■ Your instructions ■
All the entries need to be quoted exactly, apart from the pictures, which you should drop.

** start **

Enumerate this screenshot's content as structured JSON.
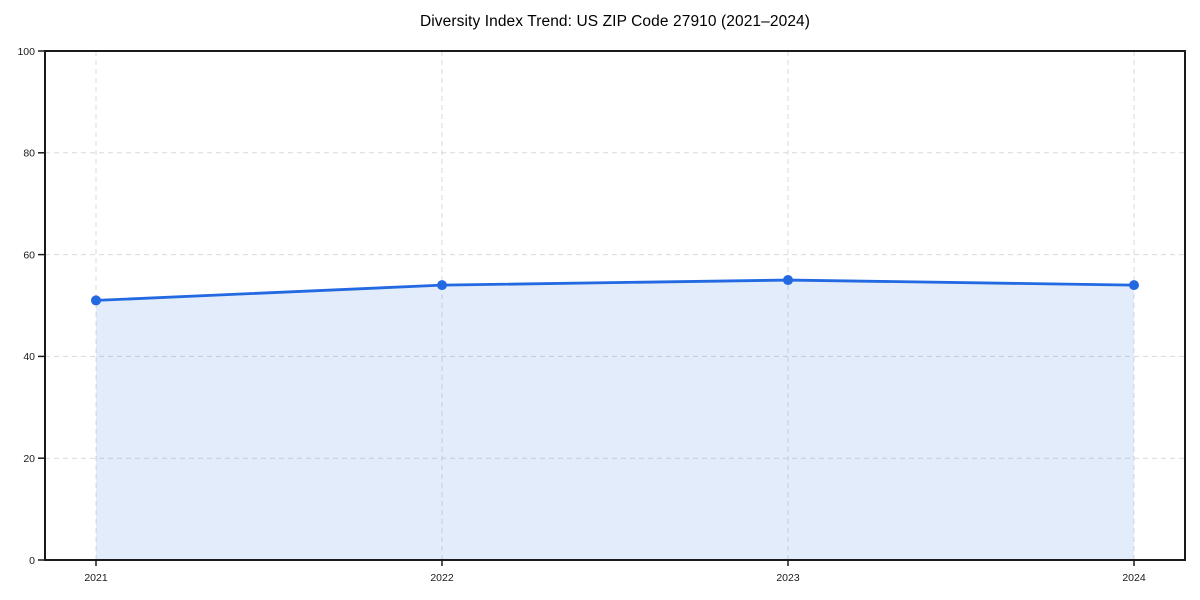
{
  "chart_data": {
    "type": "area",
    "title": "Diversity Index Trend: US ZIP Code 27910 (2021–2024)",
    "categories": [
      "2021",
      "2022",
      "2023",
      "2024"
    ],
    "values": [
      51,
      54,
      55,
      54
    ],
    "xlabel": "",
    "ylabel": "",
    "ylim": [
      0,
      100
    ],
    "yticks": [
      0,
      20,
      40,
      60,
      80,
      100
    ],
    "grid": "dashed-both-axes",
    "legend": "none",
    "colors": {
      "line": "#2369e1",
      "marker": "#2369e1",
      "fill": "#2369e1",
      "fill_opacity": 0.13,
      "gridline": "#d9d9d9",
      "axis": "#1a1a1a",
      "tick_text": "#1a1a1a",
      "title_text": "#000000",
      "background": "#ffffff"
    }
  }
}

** end **

■ Written solution ■
Enumerate this screenshot's content as structured JSON.
{
  "chart_data": {
    "type": "area",
    "title": "Diversity Index Trend: US ZIP Code 27910 (2021–2024)",
    "categories": [
      "2021",
      "2022",
      "2023",
      "2024"
    ],
    "values": [
      51,
      54,
      55,
      54
    ],
    "xlabel": "",
    "ylabel": "",
    "ylim": [
      0,
      100
    ],
    "yticks": [
      0,
      20,
      40,
      60,
      80,
      100
    ],
    "grid": "dashed-both-axes",
    "legend": "none",
    "colors": {
      "line": "#2369e1",
      "marker": "#2369e1",
      "fill": "#2369e1",
      "fill_opacity": 0.13,
      "gridline": "#d9d9d9",
      "axis": "#1a1a1a",
      "tick_text": "#1a1a1a",
      "title_text": "#000000",
      "background": "#ffffff"
    }
  }
}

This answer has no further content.